Written request
What lines of the data hold the string "apply"? Pull each one out.

Supplied data
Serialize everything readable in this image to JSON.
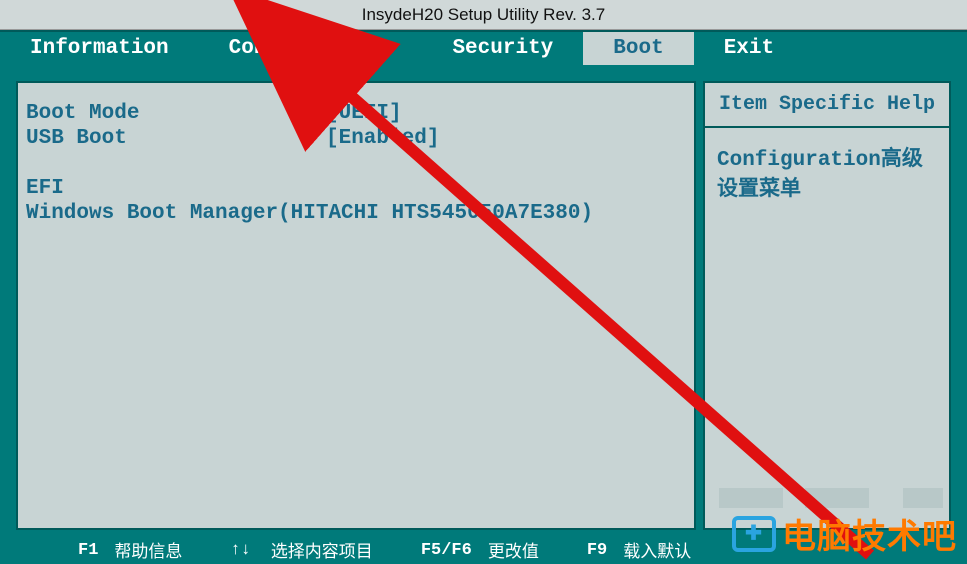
{
  "title": "InsydeH20 Setup Utility Rev. 3.7",
  "tabs": [
    {
      "label": "Information"
    },
    {
      "label": "Configuration"
    },
    {
      "label": "Security"
    },
    {
      "label": "Boot"
    },
    {
      "label": "Exit"
    }
  ],
  "active_tab_index": 3,
  "settings": [
    {
      "label": "Boot Mode",
      "value": "[UEFI]"
    },
    {
      "label": "USB Boot",
      "value": "[Enabled]"
    }
  ],
  "boot_entries": [
    "EFI",
    "Windows Boot Manager(HITACHI HTS545050A7E380)"
  ],
  "help": {
    "header": "Item Specific Help",
    "body": "Configuration高级设置菜单"
  },
  "footer": {
    "f1_key": "F1",
    "f1_label": "帮助信息",
    "arrows": "↑↓",
    "arrows_label": "选择内容项目",
    "f5f6_key": "F5/F6",
    "f5f6_label": "更改值",
    "f9_key": "F9",
    "f9_label": "载入默认"
  },
  "watermark": "电脑技术吧"
}
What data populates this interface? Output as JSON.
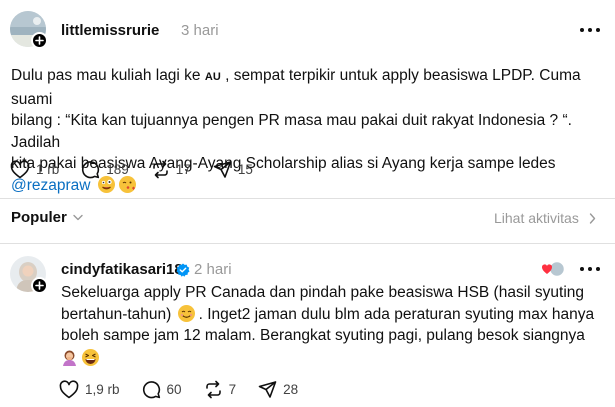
{
  "post1": {
    "username": "littlemissrurie",
    "time": "3 hari",
    "text_line1_a": "Dulu pas mau kuliah lagi ke",
    "text_au": "AU",
    "text_line1_b": ", sempat terpikir untuk apply beasiswa LPDP. Cuma suami",
    "text_line2": "bilang : “Kita kan tujuannya pengen PR masa mau pakai duit rakyat Indonesia ? “. Jadilah",
    "text_line3": "kita pakai beasiswa Ayang-Ayang Scholarship alias si Ayang kerja sampe ledes",
    "mention": "@rezapraw",
    "likes": "1 rb",
    "comments": "189",
    "reposts": "17",
    "shares": "15"
  },
  "sort": {
    "label": "Populer",
    "activity_label": "Lihat aktivitas"
  },
  "post2": {
    "username": "cindyfatikasari18",
    "time": "2 hari",
    "text_line1": "Sekeluarga apply PR Canada dan pindah pake beasiswa HSB (hasil syuting",
    "text_line2a": "bertahun-tahun)",
    "text_line2b": ". Inget2 jaman dulu blm ada peraturan syuting max hanya",
    "text_line3": "boleh sampe jam 12 malam. Berangkat syuting pagi, pulang besok siangnya",
    "likes": "1,9 rb",
    "comments": "60",
    "reposts": "7",
    "shares": "28"
  },
  "colors": {
    "mention": "#0a6fc2",
    "verified": "#0095f6",
    "liked_heart": "#ff3040",
    "muted": "#999999"
  },
  "icons": [
    "more-icon",
    "heart-icon",
    "comment-icon",
    "repost-icon",
    "share-icon",
    "chevron-down-icon",
    "chevron-right-icon",
    "verified-icon",
    "plus-icon"
  ]
}
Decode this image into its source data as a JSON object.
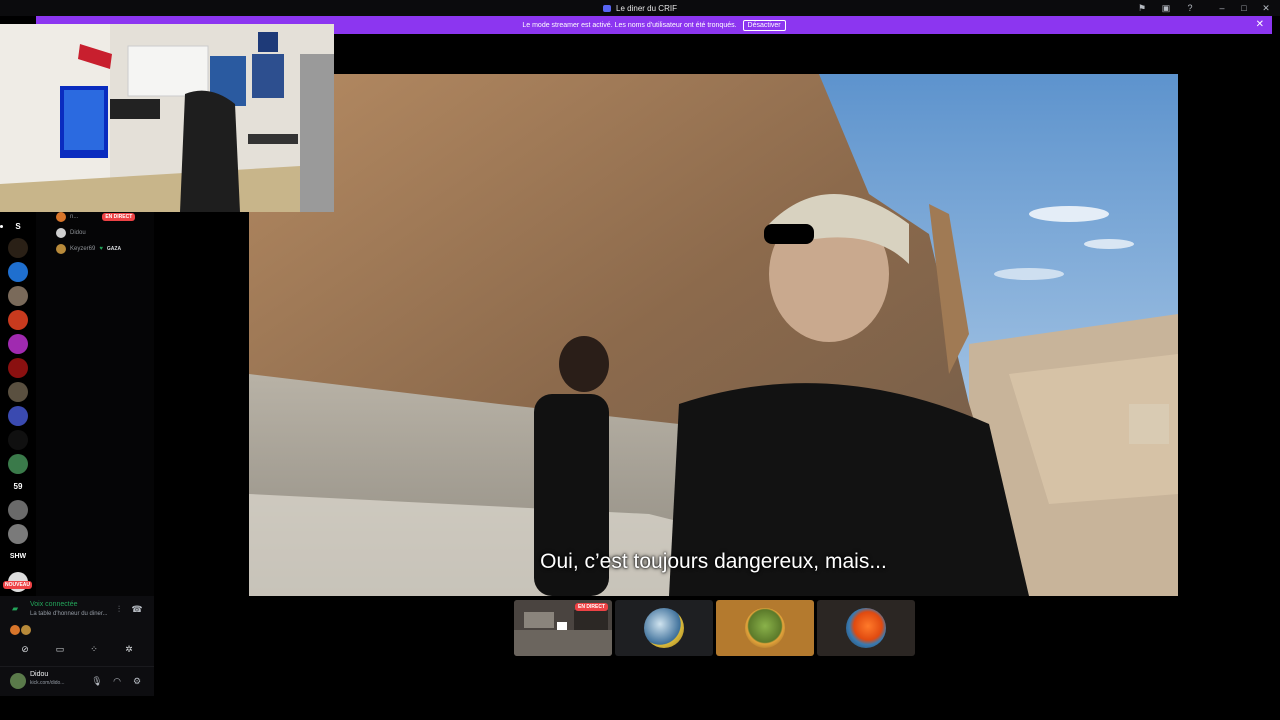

Task result
    "text_line1_b": ", sempat terpikir untuk apply beasiswa LPDP. Cuma suami",
    "text_line1": "Sekeluarga apply PR Canada dan pindah pake beasiswa HSB (hasil syuting",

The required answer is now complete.